* Task prompt:
Isolate every line in the records below with "Multi" in it.

[Dataset items]
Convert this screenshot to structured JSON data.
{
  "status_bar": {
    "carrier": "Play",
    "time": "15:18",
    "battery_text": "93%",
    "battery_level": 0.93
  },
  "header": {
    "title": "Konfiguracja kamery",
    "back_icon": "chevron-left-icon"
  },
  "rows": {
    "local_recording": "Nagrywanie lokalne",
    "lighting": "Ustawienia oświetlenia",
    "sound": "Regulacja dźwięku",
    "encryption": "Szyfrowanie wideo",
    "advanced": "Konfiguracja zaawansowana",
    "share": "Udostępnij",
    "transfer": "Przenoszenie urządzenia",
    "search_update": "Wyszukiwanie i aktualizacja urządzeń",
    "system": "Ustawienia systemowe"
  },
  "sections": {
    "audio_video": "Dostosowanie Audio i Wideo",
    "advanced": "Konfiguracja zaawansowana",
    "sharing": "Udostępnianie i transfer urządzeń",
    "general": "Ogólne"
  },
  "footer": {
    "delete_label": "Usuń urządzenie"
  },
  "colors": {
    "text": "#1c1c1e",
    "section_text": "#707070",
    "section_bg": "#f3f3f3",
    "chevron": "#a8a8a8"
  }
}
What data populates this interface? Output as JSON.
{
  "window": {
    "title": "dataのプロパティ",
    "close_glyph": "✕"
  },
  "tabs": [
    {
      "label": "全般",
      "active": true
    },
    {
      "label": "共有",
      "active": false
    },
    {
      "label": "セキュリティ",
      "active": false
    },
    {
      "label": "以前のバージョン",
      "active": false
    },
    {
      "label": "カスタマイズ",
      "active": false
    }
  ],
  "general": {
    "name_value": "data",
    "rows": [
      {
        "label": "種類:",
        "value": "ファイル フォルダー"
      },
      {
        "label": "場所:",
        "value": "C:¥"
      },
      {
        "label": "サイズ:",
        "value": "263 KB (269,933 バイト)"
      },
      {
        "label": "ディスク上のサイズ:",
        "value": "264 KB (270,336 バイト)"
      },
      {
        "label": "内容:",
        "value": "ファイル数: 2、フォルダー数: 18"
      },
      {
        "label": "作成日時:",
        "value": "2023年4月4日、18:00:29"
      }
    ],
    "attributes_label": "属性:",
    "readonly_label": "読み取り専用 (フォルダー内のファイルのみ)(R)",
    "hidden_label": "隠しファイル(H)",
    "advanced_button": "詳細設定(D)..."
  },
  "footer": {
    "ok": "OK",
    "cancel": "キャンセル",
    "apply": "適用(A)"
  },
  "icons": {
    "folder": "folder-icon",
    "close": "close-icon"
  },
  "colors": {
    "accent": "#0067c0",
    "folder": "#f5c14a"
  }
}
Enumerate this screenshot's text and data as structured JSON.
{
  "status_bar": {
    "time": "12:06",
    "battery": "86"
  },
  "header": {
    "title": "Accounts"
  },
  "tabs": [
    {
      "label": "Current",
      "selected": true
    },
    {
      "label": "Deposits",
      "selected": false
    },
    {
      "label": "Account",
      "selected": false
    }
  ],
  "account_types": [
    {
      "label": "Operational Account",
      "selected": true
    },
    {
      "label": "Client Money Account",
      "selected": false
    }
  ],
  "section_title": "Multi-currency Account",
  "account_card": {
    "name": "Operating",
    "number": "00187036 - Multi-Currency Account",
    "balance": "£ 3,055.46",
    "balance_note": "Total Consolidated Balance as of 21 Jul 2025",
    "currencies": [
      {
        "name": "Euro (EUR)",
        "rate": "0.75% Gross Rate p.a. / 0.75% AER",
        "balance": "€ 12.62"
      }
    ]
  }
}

* Answer to this task:
  "section_title": "Multi-currency Account",
    "number": "00187036 - Multi-Currency Account",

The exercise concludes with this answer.